— START Dataset records —

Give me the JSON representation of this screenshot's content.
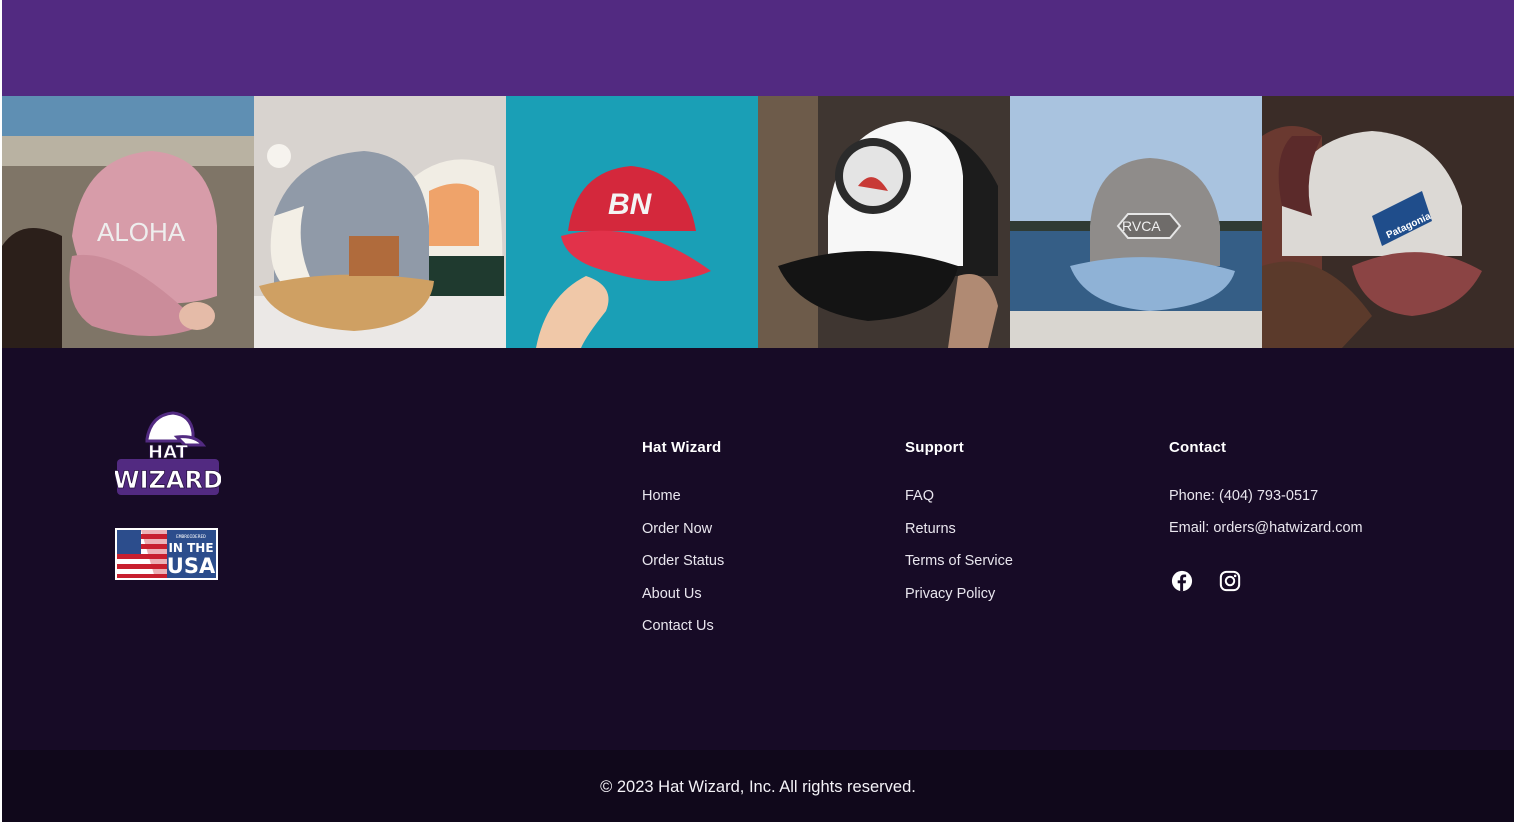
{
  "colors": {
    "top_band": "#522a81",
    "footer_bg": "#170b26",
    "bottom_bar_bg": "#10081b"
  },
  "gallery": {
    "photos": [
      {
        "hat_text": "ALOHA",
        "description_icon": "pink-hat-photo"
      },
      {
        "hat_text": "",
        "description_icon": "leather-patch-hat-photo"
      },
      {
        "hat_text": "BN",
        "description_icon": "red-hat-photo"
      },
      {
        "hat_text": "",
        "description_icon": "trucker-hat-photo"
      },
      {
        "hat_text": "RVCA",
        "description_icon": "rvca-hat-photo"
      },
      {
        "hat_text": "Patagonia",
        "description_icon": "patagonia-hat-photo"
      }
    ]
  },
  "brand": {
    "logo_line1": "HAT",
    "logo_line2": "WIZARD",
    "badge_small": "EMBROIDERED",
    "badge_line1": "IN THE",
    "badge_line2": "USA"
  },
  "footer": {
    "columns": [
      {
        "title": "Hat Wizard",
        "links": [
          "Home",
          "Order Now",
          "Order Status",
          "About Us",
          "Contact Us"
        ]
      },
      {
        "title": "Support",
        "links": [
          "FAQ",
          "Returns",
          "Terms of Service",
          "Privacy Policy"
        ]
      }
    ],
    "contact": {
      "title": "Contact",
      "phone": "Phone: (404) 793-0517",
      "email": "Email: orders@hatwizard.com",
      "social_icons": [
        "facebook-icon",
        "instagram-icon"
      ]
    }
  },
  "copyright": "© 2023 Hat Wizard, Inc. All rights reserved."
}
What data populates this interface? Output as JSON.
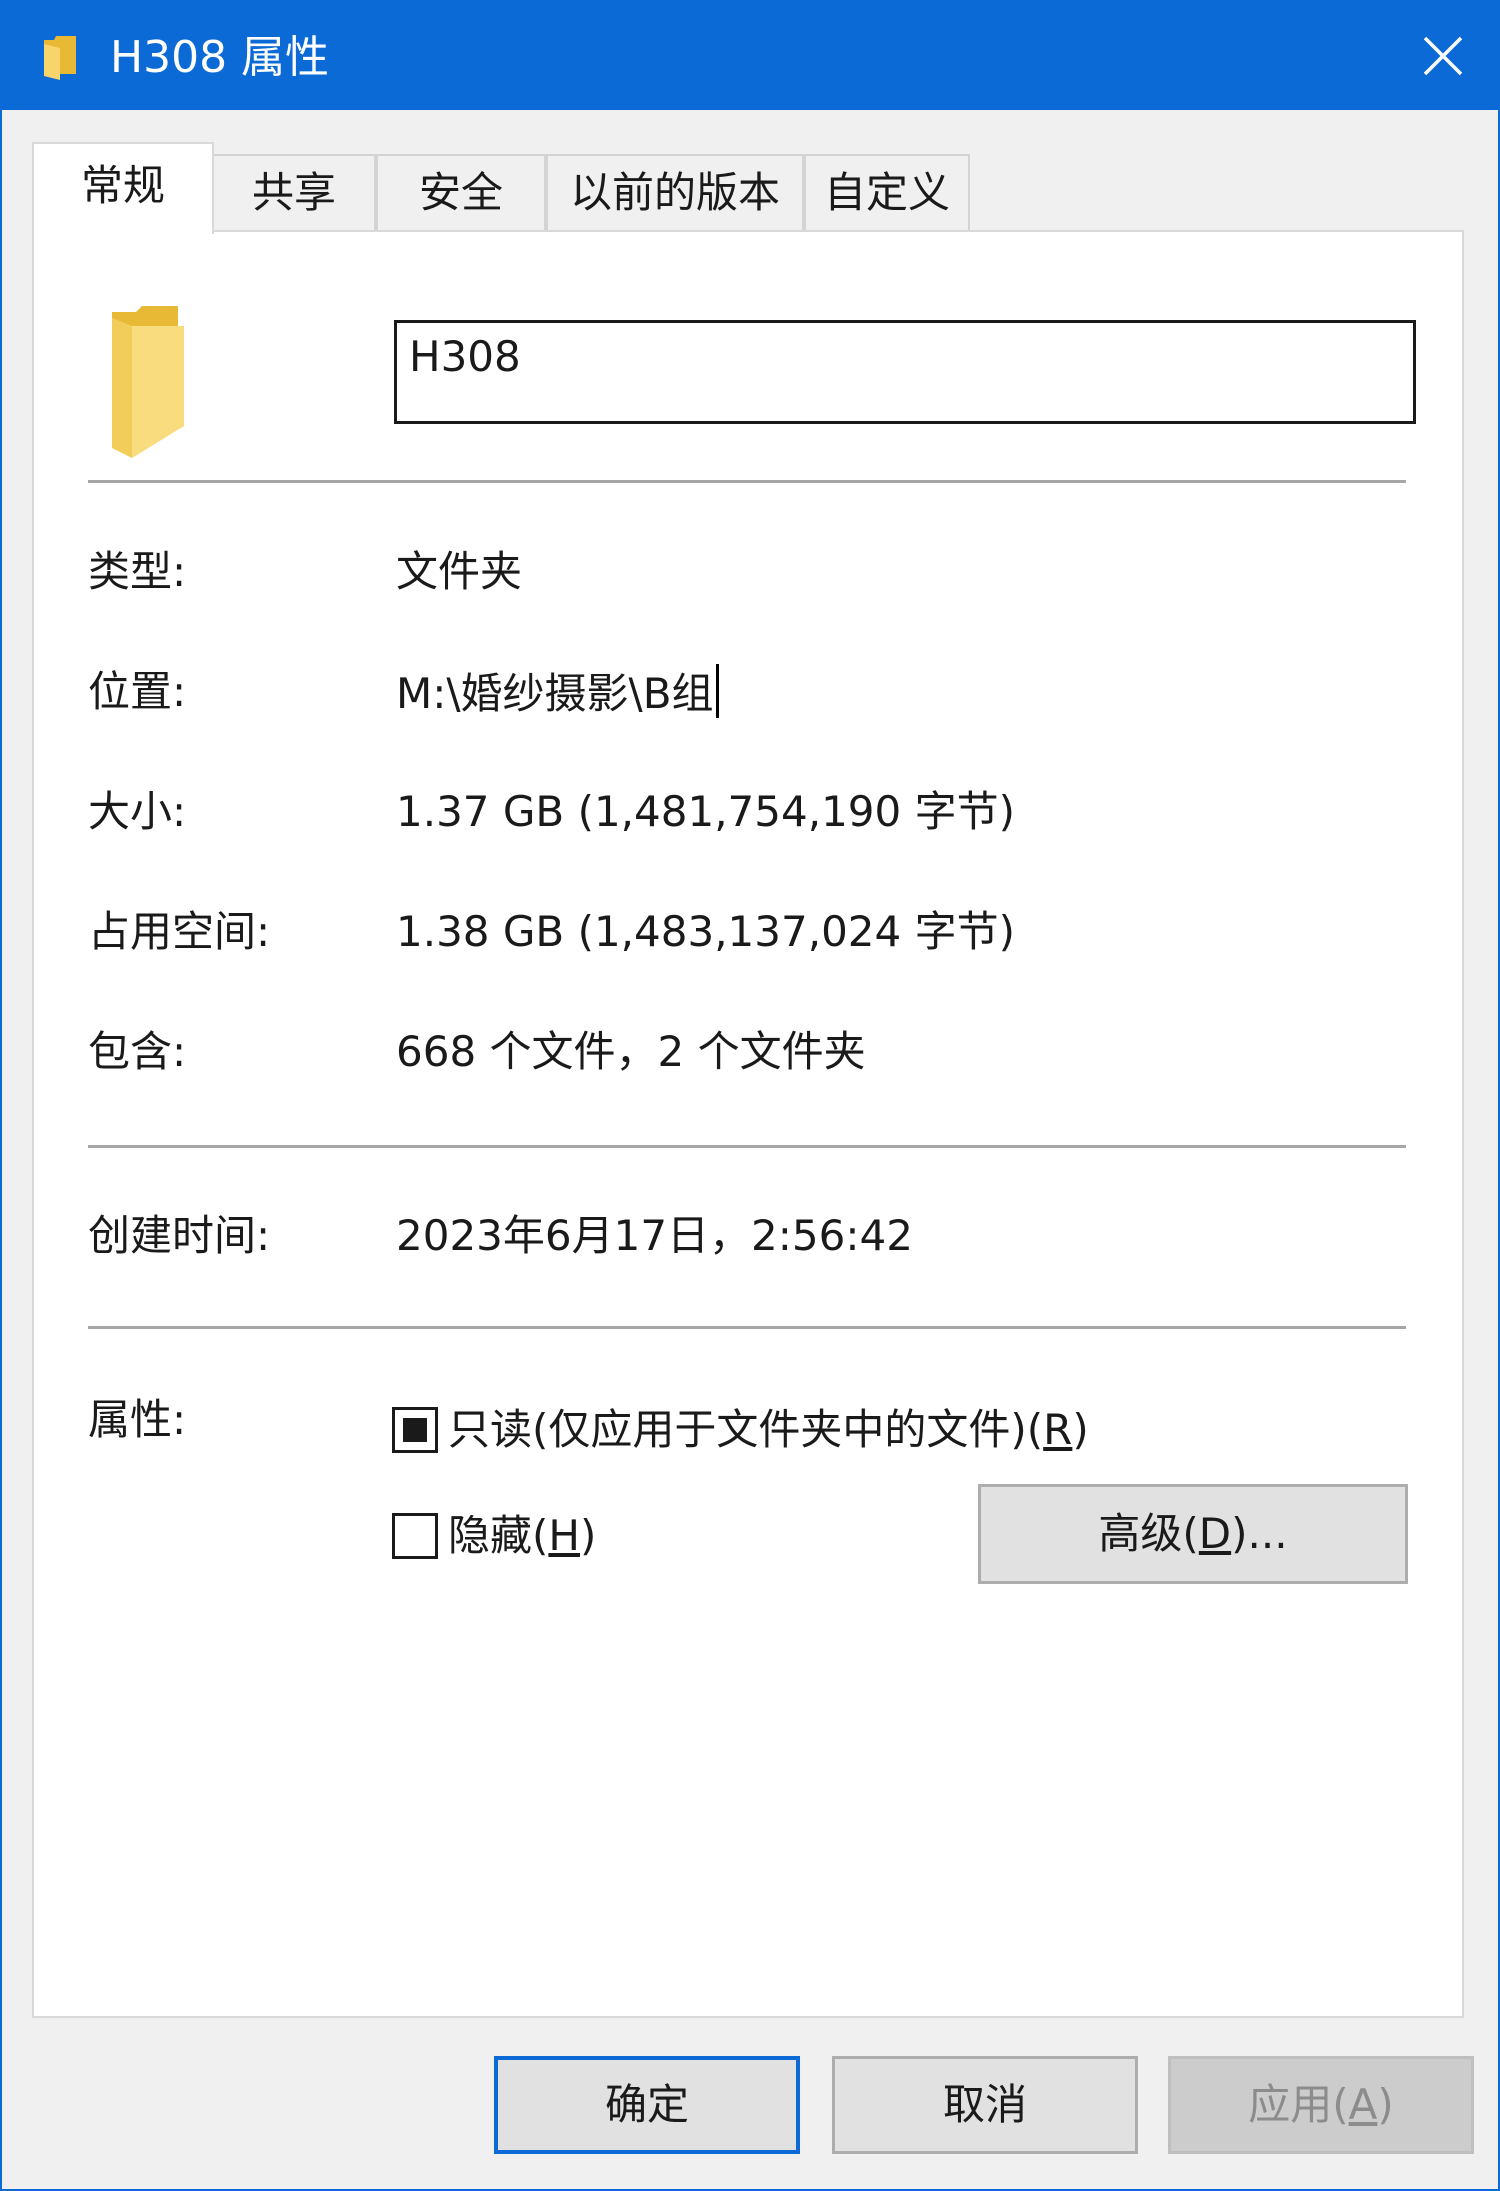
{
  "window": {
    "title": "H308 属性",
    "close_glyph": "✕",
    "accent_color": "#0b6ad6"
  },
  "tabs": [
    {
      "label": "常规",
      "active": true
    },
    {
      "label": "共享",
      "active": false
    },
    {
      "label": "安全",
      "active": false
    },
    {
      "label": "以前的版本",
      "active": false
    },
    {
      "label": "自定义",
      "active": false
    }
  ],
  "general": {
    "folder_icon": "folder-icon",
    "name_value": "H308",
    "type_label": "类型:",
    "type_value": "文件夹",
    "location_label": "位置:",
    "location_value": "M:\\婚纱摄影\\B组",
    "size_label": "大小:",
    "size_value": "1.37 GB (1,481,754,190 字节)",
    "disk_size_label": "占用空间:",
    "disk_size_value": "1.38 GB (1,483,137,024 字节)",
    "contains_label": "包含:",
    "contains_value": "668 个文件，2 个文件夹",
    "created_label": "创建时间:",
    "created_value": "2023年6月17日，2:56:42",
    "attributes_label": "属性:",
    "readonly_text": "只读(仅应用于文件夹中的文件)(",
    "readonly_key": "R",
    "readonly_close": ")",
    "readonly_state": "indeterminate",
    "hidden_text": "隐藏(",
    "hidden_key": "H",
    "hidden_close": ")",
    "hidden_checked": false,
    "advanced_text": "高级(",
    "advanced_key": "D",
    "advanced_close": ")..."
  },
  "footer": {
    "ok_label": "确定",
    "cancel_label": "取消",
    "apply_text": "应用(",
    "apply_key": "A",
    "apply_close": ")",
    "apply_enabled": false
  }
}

— END Dataset records —

**Problem to work on**
Show all lines in the entries above where the string "JSON" appears.

**Result for this exercise**
Give me the JSON representation of this screenshot's content.
What data populates this interface? Output as JSON.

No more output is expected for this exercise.